▸ **Tasks for this exercise**
1 – Copy the passage of the article on the demonstration at the Kingston hotel from "Most of the" to "amount of time." word for word.
2 – Resume the article on the demonstration at the Kingston hotel, writing on from its last sentence.

▸ **Source document**
= = =
Over 20 masked members of the Neo-Nazi group, National Social Club 131, demonstrated with chants, signs, and pamphlets with anti-refugee messaging in the parking lot of the Baymont Inn Hotel, Kingston police said in a Facebook post.
Video posted on Twitter of the display shows at least two members used a Nazi salute.
The group mobilized apparently in response to the state Department of Housing and Community Development’s decision to move 107 people, including 64 children, into the hotel on Route 3 last week.
The department is charged with providing emergency shelter and other resources to homeless families. Due to high demand in the state’s shelter system, the department has temporarily placed some families in hotels, including in Kingston and Plymouth, as the agency works to find more permanent housing, the department said last week.
Most of the people at the Kingston hotel are undocumented immigrants from Haiti who speak little to no English, while others are people who are homeless but have resided in Massachusetts for a longer amount of time.
One Haitian man told The Boston Globe he made his way to Boston from Texas with his wife and three young children after crossing the Mexican border into the United States. They fled Haiti due to threats of violence against the family, he said.
In Plymouth, 27 families, primarily from Haiti and Central America, are staying at a local hotel.
The relocations made news last week as Kingston and Plymouth town officials said the state failed to notify them ahead of time of the influx of people arriving in their communities.
According to Kingston police, officers on Sunday spoke with hotel management and were told the white supremacist group was not welcome on the hotel’s property.
= = =
▸ **Entries**
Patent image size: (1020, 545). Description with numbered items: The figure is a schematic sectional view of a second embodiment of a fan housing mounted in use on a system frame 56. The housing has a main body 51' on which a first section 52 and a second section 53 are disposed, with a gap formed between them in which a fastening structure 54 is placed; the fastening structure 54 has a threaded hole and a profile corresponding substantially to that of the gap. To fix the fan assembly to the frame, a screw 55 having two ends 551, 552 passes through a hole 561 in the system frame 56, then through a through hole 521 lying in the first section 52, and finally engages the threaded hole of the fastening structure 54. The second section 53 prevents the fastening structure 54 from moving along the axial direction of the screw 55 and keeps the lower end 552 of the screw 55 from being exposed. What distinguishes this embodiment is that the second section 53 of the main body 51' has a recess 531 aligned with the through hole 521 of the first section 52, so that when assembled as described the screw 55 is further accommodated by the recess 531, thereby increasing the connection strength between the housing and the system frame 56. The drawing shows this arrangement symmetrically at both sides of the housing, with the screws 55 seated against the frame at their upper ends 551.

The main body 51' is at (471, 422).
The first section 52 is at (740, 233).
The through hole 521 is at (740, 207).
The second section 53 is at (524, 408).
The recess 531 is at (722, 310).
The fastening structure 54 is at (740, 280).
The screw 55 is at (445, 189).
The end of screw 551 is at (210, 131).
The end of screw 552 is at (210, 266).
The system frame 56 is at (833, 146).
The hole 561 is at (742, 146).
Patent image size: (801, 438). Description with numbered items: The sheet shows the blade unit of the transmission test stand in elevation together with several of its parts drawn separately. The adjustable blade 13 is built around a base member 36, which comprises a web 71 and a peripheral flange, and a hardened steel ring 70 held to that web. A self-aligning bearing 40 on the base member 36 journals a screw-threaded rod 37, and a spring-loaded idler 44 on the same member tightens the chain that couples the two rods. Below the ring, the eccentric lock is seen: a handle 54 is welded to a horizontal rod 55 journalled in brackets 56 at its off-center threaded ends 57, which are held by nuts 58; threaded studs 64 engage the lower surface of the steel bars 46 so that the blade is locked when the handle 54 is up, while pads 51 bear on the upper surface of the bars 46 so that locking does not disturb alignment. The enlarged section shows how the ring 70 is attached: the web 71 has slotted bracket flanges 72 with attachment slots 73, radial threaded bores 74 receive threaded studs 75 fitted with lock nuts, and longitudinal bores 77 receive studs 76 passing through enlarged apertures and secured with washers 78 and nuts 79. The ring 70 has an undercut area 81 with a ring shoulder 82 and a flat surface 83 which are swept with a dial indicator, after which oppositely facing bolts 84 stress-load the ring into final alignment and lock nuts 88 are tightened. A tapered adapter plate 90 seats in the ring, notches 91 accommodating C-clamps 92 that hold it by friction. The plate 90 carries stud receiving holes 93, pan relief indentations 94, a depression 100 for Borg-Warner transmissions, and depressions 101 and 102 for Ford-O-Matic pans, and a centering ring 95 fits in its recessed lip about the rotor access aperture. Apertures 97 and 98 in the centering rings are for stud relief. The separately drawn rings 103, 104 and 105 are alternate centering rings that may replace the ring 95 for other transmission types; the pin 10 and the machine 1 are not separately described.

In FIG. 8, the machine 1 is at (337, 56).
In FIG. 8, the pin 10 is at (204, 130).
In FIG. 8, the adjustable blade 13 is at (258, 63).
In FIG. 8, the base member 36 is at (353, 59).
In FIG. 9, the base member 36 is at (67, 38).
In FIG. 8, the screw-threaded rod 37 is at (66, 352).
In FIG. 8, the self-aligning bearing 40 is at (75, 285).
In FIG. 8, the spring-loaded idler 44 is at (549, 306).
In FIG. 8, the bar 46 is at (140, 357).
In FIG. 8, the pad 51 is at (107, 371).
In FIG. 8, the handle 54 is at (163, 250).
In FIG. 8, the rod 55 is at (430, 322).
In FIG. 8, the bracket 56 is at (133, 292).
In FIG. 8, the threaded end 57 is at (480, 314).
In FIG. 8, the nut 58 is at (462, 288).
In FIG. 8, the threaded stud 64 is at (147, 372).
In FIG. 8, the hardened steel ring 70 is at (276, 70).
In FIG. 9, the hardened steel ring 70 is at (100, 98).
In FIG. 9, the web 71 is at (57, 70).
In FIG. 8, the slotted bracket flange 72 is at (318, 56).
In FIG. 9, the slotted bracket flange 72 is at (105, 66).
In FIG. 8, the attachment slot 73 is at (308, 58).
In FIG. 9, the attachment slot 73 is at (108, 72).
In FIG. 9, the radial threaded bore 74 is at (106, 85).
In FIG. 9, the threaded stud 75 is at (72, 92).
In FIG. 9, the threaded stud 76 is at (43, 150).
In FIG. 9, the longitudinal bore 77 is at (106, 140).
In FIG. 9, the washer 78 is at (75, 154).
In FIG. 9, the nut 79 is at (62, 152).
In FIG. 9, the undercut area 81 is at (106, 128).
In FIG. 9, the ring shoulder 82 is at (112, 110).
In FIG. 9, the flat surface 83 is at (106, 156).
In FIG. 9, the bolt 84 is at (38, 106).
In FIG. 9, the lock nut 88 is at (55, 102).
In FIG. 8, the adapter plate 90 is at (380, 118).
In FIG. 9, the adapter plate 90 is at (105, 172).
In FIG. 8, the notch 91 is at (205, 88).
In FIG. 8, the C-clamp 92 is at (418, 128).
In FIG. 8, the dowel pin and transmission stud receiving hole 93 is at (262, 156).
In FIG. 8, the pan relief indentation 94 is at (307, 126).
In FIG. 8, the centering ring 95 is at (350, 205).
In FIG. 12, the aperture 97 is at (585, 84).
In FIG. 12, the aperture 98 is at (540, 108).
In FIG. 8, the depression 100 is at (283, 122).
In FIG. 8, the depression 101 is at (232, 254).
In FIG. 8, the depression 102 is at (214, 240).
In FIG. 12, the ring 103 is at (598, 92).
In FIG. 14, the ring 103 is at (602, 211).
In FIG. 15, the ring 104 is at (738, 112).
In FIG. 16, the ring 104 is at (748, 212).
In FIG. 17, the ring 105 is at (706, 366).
= = =
▸ **Task responses**
1 –
Most of the people at the Kingston hotel are undocumented immigrants from Haiti who speak little to no English, while others are people who are homeless but have resided in Massachusetts for a longer amount of time.

2 –
“The group was then informed they were not allowed on the private property and they subsequently left the property immediately,” police said. “The group then spent some time on the public sidewalk in the area before they dispersed.”
No acts of violence were reported, authorities said.
According to Boston 25 News, Rebecca Richards and Nicole O’Brien captured the demonstration on video and told the station it was an alarming sight to see.
“These guys were face covered, matching clothing, throwing white supremacy signs,” Richards said.
“I feel horrified because our community is a very welcoming community, it’s a small town, and Kingston is a very loving, welcoming place,” said O’Brien.
Indeed, O’Brien said her community has stepped up to provide food, clothing, and other personal products to help the homeless families over the past week.
But her town should still be wary of hate groups like the one that turned out on Sunday, she said.
“This isn’t a joke anymore, they are willing to come to your tiny town and protest and scare people that have babies and pregnant women and people that just need a toothbrush and a breakfast,” O’Brien told Boston 25 News.
The Boston area has seen a rise in public white supremacist group activity in recent years, with a number of demonstrations, hateful propaganda, and marches from groups like NSC 131 and Patriot Front.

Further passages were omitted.